**Task brief**
Find every line containing the word "мейірімділікке" and report the count, nothing more.

**Material**
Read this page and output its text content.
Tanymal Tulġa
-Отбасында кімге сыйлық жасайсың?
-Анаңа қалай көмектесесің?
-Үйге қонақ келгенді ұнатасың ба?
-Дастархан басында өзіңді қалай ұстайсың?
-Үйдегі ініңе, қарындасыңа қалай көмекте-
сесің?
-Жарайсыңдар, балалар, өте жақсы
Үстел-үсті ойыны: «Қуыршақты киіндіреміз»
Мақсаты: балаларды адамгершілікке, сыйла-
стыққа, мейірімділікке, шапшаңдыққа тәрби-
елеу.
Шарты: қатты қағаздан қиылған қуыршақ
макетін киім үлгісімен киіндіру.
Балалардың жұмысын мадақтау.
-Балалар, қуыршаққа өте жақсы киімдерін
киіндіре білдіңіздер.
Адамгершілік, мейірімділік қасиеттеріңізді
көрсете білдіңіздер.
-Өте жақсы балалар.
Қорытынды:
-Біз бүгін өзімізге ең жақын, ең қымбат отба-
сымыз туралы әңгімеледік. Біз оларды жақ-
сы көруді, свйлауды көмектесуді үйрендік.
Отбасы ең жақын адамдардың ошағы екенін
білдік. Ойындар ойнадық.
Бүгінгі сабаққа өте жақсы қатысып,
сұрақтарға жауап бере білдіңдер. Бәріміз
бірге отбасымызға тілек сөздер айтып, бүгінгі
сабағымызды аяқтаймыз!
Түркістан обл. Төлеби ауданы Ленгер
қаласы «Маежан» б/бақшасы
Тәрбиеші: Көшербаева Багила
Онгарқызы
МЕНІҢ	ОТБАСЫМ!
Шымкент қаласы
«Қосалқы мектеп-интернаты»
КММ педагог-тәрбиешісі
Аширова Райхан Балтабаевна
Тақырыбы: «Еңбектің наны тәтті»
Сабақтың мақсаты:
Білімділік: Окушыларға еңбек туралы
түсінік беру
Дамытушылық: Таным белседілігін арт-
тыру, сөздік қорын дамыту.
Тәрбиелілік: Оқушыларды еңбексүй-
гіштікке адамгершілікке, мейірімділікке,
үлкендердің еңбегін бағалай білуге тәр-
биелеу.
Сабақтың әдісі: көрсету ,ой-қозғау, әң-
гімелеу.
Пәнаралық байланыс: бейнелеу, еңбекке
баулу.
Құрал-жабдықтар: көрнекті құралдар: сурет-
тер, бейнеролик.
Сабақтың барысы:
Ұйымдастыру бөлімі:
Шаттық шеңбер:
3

**Output below**
2